● **WRITTEN EXERCISE**
Pick every line with "Parse" from the material below.

=-=-=

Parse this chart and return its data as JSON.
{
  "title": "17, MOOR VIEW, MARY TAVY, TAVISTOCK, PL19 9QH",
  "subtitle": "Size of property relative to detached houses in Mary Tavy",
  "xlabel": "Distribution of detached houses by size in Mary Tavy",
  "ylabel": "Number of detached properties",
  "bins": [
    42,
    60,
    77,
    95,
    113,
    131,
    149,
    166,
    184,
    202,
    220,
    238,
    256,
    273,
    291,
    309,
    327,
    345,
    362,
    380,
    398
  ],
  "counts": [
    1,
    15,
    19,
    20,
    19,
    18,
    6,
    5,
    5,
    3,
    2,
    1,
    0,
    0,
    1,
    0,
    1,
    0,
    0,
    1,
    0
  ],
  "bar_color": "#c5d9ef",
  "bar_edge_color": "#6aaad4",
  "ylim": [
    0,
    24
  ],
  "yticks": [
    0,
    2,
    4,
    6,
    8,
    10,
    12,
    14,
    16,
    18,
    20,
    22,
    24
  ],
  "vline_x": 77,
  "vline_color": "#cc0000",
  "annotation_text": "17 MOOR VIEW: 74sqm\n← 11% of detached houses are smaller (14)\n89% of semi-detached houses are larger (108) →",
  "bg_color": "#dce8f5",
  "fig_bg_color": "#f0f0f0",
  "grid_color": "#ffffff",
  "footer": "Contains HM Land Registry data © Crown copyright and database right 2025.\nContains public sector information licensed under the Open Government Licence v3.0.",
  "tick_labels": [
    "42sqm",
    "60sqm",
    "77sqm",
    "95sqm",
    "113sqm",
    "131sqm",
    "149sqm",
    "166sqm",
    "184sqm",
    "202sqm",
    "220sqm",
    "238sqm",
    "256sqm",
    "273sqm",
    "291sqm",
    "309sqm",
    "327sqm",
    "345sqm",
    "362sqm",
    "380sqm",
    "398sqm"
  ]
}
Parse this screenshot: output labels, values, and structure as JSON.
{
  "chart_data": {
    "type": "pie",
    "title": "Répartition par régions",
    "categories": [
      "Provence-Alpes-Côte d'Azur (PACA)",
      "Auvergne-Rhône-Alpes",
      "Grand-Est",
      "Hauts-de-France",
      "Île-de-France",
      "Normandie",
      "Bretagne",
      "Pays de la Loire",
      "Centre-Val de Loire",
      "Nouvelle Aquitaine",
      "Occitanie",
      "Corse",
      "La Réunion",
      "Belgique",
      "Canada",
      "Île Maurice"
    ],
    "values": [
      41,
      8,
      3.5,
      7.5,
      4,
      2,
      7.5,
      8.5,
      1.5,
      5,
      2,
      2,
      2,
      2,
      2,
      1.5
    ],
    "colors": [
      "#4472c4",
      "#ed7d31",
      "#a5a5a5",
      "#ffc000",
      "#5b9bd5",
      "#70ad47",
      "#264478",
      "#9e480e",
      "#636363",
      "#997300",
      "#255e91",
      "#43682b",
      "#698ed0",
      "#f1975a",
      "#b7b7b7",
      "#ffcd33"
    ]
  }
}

=-=-=

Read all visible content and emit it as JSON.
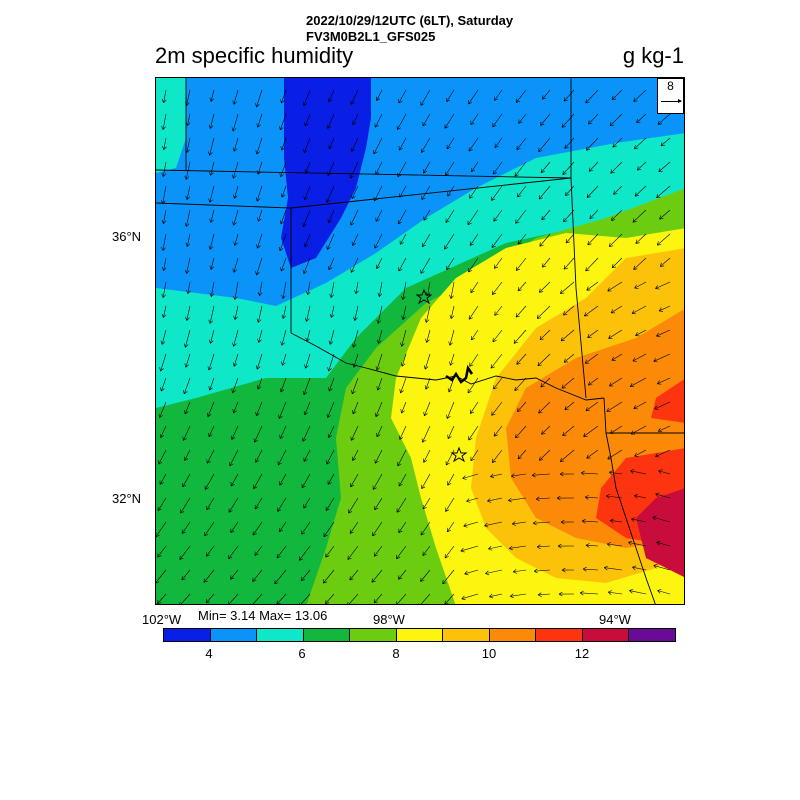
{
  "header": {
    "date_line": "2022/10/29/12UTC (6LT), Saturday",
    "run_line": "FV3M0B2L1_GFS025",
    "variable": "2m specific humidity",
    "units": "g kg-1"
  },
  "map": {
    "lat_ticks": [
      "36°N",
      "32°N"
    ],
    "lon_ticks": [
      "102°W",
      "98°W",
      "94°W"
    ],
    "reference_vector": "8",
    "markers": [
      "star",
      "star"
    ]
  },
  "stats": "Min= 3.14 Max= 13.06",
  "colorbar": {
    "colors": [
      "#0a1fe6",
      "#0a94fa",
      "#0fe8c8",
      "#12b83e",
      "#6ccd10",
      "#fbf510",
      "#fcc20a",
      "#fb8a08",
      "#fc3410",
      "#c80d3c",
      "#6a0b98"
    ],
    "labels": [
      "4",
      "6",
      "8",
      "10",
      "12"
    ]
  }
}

=-=-=

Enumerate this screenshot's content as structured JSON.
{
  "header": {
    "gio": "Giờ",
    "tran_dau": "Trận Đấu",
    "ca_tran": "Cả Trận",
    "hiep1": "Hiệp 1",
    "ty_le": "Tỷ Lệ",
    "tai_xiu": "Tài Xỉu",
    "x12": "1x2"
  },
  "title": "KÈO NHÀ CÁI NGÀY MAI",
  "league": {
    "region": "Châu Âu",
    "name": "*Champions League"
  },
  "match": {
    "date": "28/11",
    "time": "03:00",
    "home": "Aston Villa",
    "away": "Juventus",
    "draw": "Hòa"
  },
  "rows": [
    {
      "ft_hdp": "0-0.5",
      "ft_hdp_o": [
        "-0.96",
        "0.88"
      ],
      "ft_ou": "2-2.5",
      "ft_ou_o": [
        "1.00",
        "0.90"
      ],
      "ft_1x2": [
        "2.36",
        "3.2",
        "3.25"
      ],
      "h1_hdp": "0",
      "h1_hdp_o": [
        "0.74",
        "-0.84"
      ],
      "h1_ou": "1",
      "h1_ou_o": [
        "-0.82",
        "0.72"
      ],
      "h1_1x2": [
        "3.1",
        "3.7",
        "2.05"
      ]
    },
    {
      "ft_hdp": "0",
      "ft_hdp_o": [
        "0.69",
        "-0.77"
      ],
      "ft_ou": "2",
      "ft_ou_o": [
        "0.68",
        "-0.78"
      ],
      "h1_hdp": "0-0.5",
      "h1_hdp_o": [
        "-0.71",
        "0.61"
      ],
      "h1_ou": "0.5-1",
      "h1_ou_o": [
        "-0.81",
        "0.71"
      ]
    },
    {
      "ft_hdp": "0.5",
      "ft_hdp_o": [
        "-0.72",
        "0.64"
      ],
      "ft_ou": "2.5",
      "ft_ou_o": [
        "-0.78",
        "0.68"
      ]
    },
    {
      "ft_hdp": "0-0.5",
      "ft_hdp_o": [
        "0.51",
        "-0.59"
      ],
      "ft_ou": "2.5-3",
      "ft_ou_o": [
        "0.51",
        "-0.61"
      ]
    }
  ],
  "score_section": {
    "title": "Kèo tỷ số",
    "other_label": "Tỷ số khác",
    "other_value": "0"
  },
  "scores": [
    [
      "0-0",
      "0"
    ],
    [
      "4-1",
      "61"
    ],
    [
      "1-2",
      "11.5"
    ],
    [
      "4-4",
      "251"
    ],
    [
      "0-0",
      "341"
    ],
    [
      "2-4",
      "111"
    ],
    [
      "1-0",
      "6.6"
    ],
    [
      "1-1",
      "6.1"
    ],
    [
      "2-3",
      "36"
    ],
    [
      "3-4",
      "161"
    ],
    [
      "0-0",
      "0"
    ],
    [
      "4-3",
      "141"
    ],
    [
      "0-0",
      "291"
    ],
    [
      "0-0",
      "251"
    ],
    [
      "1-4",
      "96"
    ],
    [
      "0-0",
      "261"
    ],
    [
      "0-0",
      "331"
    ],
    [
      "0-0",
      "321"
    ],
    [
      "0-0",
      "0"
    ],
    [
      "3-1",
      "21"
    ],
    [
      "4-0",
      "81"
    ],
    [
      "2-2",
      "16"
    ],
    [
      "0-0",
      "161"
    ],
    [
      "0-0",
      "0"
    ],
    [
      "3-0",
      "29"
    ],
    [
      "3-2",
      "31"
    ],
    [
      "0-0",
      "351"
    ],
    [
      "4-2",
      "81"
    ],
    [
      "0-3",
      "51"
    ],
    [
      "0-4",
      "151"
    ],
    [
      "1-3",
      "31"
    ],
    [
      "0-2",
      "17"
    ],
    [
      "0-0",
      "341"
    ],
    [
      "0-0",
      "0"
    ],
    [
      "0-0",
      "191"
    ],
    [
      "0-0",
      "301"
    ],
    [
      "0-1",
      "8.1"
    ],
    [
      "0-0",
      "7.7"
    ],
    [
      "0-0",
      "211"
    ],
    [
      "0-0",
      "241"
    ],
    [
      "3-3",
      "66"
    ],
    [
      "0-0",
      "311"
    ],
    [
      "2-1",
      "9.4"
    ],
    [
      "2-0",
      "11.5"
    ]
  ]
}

=-=-=

● **COMPLETE ANSWER**
Parse this chart and return its data as JSON.
Parse this screenshot: output labels, values, and structure as JSON.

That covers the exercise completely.